WHAT TO DO >> Put every line of the records below into a Markdown table with two columns, Number and Text. Number each row in order and leave out blank lines.

---- WORKING DATA

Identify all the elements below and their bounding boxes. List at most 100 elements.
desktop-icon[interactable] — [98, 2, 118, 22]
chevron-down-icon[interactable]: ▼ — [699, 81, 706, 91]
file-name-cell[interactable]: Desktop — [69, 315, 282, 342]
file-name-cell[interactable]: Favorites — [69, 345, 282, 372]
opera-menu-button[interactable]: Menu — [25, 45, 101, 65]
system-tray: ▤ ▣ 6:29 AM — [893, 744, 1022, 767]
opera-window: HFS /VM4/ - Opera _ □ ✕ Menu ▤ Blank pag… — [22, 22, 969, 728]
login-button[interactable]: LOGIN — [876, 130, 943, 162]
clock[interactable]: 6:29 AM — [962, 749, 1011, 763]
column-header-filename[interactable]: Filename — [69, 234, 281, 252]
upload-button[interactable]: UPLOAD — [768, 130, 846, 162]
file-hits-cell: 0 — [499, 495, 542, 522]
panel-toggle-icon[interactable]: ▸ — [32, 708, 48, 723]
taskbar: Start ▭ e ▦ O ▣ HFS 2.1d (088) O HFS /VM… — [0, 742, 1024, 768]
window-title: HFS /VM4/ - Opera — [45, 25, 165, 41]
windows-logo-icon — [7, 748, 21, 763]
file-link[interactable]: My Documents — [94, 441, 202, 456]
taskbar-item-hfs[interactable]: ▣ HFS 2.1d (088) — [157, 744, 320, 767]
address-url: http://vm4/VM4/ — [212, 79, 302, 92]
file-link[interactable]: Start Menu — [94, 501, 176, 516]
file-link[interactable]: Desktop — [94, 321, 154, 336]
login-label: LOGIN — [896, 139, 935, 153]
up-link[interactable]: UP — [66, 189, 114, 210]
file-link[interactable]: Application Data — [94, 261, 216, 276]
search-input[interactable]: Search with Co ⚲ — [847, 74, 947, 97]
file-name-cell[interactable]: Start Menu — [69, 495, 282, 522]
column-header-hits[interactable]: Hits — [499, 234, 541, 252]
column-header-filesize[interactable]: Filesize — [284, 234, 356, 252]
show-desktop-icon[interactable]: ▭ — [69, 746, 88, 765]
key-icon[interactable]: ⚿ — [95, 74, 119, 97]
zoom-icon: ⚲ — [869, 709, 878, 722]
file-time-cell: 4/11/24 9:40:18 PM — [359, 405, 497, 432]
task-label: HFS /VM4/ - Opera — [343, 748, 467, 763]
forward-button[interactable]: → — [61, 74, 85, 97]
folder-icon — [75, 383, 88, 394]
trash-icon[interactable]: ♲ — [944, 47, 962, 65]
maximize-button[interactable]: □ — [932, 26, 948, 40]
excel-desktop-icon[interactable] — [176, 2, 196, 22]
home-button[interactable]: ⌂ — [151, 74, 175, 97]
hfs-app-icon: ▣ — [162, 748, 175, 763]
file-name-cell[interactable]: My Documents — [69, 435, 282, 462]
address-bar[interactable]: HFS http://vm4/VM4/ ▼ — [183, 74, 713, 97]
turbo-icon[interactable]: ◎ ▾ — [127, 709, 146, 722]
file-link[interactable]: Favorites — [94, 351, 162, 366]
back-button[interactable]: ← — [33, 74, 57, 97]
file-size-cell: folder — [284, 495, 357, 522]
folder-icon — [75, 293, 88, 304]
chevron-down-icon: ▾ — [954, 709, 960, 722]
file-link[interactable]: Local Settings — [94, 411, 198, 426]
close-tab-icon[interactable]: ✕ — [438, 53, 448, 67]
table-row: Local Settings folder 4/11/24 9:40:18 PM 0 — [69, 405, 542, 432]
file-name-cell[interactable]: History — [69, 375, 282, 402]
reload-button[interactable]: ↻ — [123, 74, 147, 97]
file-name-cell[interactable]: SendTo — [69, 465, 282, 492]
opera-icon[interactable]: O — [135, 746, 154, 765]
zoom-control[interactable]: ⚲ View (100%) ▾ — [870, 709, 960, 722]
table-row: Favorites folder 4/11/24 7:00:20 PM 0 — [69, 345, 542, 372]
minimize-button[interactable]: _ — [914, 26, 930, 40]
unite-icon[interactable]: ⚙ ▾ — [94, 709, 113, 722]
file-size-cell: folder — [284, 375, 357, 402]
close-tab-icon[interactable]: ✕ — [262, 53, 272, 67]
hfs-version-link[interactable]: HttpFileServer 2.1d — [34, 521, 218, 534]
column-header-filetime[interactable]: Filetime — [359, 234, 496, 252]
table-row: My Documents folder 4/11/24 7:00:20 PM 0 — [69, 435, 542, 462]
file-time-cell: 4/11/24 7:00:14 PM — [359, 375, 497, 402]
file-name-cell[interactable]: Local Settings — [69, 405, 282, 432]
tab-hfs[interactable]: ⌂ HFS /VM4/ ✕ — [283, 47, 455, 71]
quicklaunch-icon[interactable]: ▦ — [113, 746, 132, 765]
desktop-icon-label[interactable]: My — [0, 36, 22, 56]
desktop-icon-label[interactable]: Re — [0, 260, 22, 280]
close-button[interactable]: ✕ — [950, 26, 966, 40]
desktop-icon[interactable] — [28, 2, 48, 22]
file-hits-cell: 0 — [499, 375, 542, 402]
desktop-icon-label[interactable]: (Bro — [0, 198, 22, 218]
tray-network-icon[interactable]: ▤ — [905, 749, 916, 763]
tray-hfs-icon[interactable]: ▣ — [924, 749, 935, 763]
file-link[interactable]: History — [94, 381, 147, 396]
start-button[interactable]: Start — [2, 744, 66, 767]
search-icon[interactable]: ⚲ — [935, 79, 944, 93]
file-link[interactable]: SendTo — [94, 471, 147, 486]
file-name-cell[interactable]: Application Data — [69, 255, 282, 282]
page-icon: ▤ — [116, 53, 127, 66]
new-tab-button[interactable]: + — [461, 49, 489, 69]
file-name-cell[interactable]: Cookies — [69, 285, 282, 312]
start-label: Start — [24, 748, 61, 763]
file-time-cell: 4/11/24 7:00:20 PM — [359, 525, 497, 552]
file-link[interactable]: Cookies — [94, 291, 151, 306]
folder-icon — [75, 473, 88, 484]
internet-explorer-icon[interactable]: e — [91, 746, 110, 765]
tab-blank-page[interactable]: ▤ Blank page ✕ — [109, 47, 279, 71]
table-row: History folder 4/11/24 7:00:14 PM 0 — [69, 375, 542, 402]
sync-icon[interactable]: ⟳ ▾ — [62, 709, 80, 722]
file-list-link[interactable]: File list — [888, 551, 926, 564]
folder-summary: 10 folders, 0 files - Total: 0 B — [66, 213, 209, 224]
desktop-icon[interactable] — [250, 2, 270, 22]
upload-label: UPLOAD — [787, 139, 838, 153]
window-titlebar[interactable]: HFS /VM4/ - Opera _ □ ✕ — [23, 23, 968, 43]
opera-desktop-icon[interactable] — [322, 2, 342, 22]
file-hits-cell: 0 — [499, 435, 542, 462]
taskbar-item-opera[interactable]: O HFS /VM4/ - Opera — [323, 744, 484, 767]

--------

ANSWER TO THE TASK >>
| Number | Text |
|---|---|
| 1 | Identify all the elements below and their bounding boxes. List at most 100 elements. |
| 2 | desktop-icon[interactable] — [98, 2, 118, 22] |
| 3 | chevron-down-icon[interactable]: ▼ — [699, 81, 706, 91] |
| 4 | file-name-cell[interactable]: Desktop — [69, 315, 282, 342] |
| 5 | file-name-cell[interactable]: Favorites — [69, 345, 282, 372] |
| 6 | opera-menu-button[interactable]: Menu — [25, 45, 101, 65] |
| 7 | system-tray: ▤ ▣ 6:29 AM — [893, 744, 1022, 767] |
| 8 | opera-window: HFS /VM4/ - Opera _ □ ✕ Menu ▤ Blank pag… — [22, 22, 969, 728] |
| 9 | login-button[interactable]: LOGIN — [876, 130, 943, 162] |
| 10 | clock[interactable]: 6:29 AM — [962, 749, 1011, 763] |
| 11 | column-header-filename[interactable]: Filename — [69, 234, 281, 252] |
| 12 | upload-button[interactable]: UPLOAD — [768, 130, 846, 162] |
| 13 | file-hits-cell: 0 — [499, 495, 542, 522] |
| 14 | panel-toggle-icon[interactable]: ▸ — [32, 708, 48, 723] |
| 15 | taskbar: Start ▭ e ▦ O ▣ HFS 2.1d (088) O HFS /VM… — [0, 742, 1024, 768] |
| 16 | window-title: HFS /VM4/ - Opera — [45, 25, 165, 41] |
| 17 | windows-logo-icon — [7, 748, 21, 763] |
| 18 | file-link[interactable]: My Documents — [94, 441, 202, 456] |
| 19 | taskbar-item-hfs[interactable]: ▣ HFS 2.1d (088) — [157, 744, 320, 767] |
| 20 | address-url: http://vm4/VM4/ — [212, 79, 302, 92] |
| 21 | file-link[interactable]: Start Menu — [94, 501, 176, 516] |
| 22 | file-link[interactable]: Desktop — [94, 321, 154, 336] |
| 23 | login-label: LOGIN — [896, 139, 935, 153] |
| 24 | up-link[interactable]: UP — [66, 189, 114, 210] |
| 25 | file-link[interactable]: Application Data — [94, 261, 216, 276] |
| 26 | search-input[interactable]: Search with Co ⚲ — [847, 74, 947, 97] |
| 27 | file-name-cell[interactable]: Start Menu — [69, 495, 282, 522] |
| 28 | column-header-hits[interactable]: Hits — [499, 234, 541, 252] |
| 29 | column-header-filesize[interactable]: Filesize — [284, 234, 356, 252] |
| 30 | show-desktop-icon[interactable]: ▭ — [69, 746, 88, 765] |
| 31 | key-icon[interactable]: ⚿ — [95, 74, 119, 97] |
| 32 | zoom-icon: ⚲ — [869, 709, 878, 722] |
| 33 | file-time-cell: 4/11/24 9:40:18 PM — [359, 405, 497, 432] |
| 34 | task-label: HFS /VM4/ - Opera — [343, 748, 467, 763] |
| 35 | forward-button[interactable]: → — [61, 74, 85, 97] |
| 36 | folder-icon — [75, 383, 88, 394] |
| 37 | trash-icon[interactable]: ♲ — [944, 47, 962, 65] |
| 38 | maximize-button[interactable]: □ — [932, 26, 948, 40] |
| 39 | excel-desktop-icon[interactable] — [176, 2, 196, 22] |
| 40 | home-button[interactable]: ⌂ — [151, 74, 175, 97] |
| 41 | hfs-app-icon: ▣ — [162, 748, 175, 763] |
| 42 | file-name-cell[interactable]: My Documents — [69, 435, 282, 462] |
| 43 | address-bar[interactable]: HFS http://vm4/VM4/ ▼ — [183, 74, 713, 97] |
| 44 | turbo-icon[interactable]: ◎ ▾ — [127, 709, 146, 722] |
| 45 | file-link[interactable]: Favorites — [94, 351, 162, 366] |
| 46 | back-button[interactable]: ← — [33, 74, 57, 97] |
| 47 | file-size-cell: folder — [284, 495, 357, 522] |
| 48 | folder-icon — [75, 293, 88, 304] |
| 49 | chevron-down-icon: ▾ — [954, 709, 960, 722] |
| 50 | file-link[interactable]: Local Settings — [94, 411, 198, 426] |
| 51 | close-tab-icon[interactable]: ✕ — [438, 53, 448, 67] |
| 52 | table-row: Local Settings folder 4/11/24 9:40:18 PM 0 — [69, 405, 542, 432] |
| 53 | file-name-cell[interactable]: History — [69, 375, 282, 402] |
| 54 | reload-button[interactable]: ↻ — [123, 74, 147, 97] |
| 55 | file-name-cell[interactable]: SendTo — [69, 465, 282, 492] |
| 56 | opera-icon[interactable]: O — [135, 746, 154, 765] |
| 57 | zoom-control[interactable]: ⚲ View (100%) ▾ — [870, 709, 960, 722] |
| 58 | table-row: Favorites folder 4/11/24 7:00:20 PM 0 — [69, 345, 542, 372] |
| 59 | minimize-button[interactable]: _ — [914, 26, 930, 40] |
| 60 | unite-icon[interactable]: ⚙ ▾ — [94, 709, 113, 722] |
| 61 | file-size-cell: folder — [284, 375, 357, 402] |
| 62 | close-tab-icon[interactable]: ✕ — [262, 53, 272, 67] |
| 63 | hfs-version-link[interactable]: HttpFileServer 2.1d — [34, 521, 218, 534] |
| 64 | column-header-filetime[interactable]: Filetime — [359, 234, 496, 252] |
| 65 | table-row: My Documents folder 4/11/24 7:00:20 PM 0 — [69, 435, 542, 462] |
| 66 | file-time-cell: 4/11/24 7:00:14 PM — [359, 375, 497, 402] |
| 67 | file-name-cell[interactable]: Local Settings — [69, 405, 282, 432] |
| 68 | tab-hfs[interactable]: ⌂ HFS /VM4/ ✕ — [283, 47, 455, 71] |
| 69 | quicklaunch-icon[interactable]: ▦ — [113, 746, 132, 765] |
| 70 | desktop-icon-label[interactable]: My — [0, 36, 22, 56] |
| 71 | desktop-icon-label[interactable]: Re — [0, 260, 22, 280] |
| 72 | close-button[interactable]: ✕ — [950, 26, 966, 40] |
| 73 | desktop-icon[interactable] — [28, 2, 48, 22] |
| 74 | file-hits-cell: 0 — [499, 375, 542, 402] |
| 75 | desktop-icon-label[interactable]: (Bro — [0, 198, 22, 218] |
| 76 | tray-network-icon[interactable]: ▤ — [905, 749, 916, 763] |
| 77 | tray-hfs-icon[interactable]: ▣ — [924, 749, 935, 763] |
| 78 | file-link[interactable]: History — [94, 381, 147, 396] |
| 79 | start-button[interactable]: Start — [2, 744, 66, 767] |
| 80 | search-icon[interactable]: ⚲ — [935, 79, 944, 93] |
| 81 | file-link[interactable]: SendTo — [94, 471, 147, 486] |
| 82 | file-name-cell[interactable]: Application Data — [69, 255, 282, 282] |
| 83 | page-icon: ▤ — [116, 53, 127, 66] |
| 84 | new-tab-button[interactable]: + — [461, 49, 489, 69] |
| 85 | file-name-cell[interactable]: Cookies — [69, 285, 282, 312] |
| 86 | start-label: Start — [24, 748, 61, 763] |
| 87 | file-time-cell: 4/11/24 7:00:20 PM — [359, 525, 497, 552] |
| 88 | file-link[interactable]: Cookies — [94, 291, 151, 306] |
| 89 | folder-icon — [75, 473, 88, 484] |
| 90 | internet-explorer-icon[interactable]: e — [91, 746, 110, 765] |
| 91 | tab-blank-page[interactable]: ▤ Blank page ✕ — [109, 47, 279, 71] |
| 92 | table-row: History folder 4/11/24 7:00:14 PM 0 — [69, 375, 542, 402] |
| 93 | sync-icon[interactable]: ⟳ ▾ — [62, 709, 80, 722] |
| 94 | file-list-link[interactable]: File list — [888, 551, 926, 564] |
| 95 | folder-summary: 10 folders, 0 files - Total: 0 B — [66, 213, 209, 224] |
| 96 | desktop-icon[interactable] — [250, 2, 270, 22] |
| 97 | upload-label: UPLOAD — [787, 139, 838, 153] |
| 98 | window-titlebar[interactable]: HFS /VM4/ - Opera _ □ ✕ — [23, 23, 968, 43] |
| 99 | opera-desktop-icon[interactable] — [322, 2, 342, 22] |
| 100 | file-hits-cell: 0 — [499, 435, 542, 462] |
| 101 | taskbar-item-opera[interactable]: O HFS /VM4/ - Opera — [323, 744, 484, 767] |